--- Set exercise ---
Find the string "components" in the records. Copy every line it appears in.
Start of Data provided
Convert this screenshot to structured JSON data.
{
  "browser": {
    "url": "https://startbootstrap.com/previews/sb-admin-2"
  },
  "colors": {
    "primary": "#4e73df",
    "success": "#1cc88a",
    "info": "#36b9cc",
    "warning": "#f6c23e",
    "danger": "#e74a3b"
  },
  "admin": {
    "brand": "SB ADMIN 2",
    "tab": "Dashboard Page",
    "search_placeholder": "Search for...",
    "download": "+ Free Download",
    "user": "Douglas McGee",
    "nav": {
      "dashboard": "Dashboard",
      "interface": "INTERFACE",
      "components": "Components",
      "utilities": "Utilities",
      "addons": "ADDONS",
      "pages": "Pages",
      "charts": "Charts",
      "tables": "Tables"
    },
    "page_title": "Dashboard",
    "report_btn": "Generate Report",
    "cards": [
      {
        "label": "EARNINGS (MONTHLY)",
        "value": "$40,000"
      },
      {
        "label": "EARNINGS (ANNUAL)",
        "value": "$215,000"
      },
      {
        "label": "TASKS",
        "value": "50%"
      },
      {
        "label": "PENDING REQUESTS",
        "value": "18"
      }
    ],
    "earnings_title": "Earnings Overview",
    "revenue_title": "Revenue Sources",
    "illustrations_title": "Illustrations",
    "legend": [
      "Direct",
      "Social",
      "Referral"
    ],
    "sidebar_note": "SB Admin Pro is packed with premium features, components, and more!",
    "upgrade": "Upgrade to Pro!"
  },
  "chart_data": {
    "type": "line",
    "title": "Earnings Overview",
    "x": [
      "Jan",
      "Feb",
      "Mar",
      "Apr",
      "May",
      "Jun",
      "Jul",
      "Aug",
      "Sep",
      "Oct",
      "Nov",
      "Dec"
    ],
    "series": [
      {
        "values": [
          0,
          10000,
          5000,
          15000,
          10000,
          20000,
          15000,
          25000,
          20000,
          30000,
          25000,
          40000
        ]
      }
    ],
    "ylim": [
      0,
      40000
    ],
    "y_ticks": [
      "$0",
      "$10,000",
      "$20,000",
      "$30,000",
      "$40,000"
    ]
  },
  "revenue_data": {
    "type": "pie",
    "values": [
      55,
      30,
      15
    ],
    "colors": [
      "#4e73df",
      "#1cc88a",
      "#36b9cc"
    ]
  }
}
End of Data provided
--- Correct result ---
      "components": "Components",
    "sidebar_note": "SB Admin Pro is packed with premium features, components, and more!",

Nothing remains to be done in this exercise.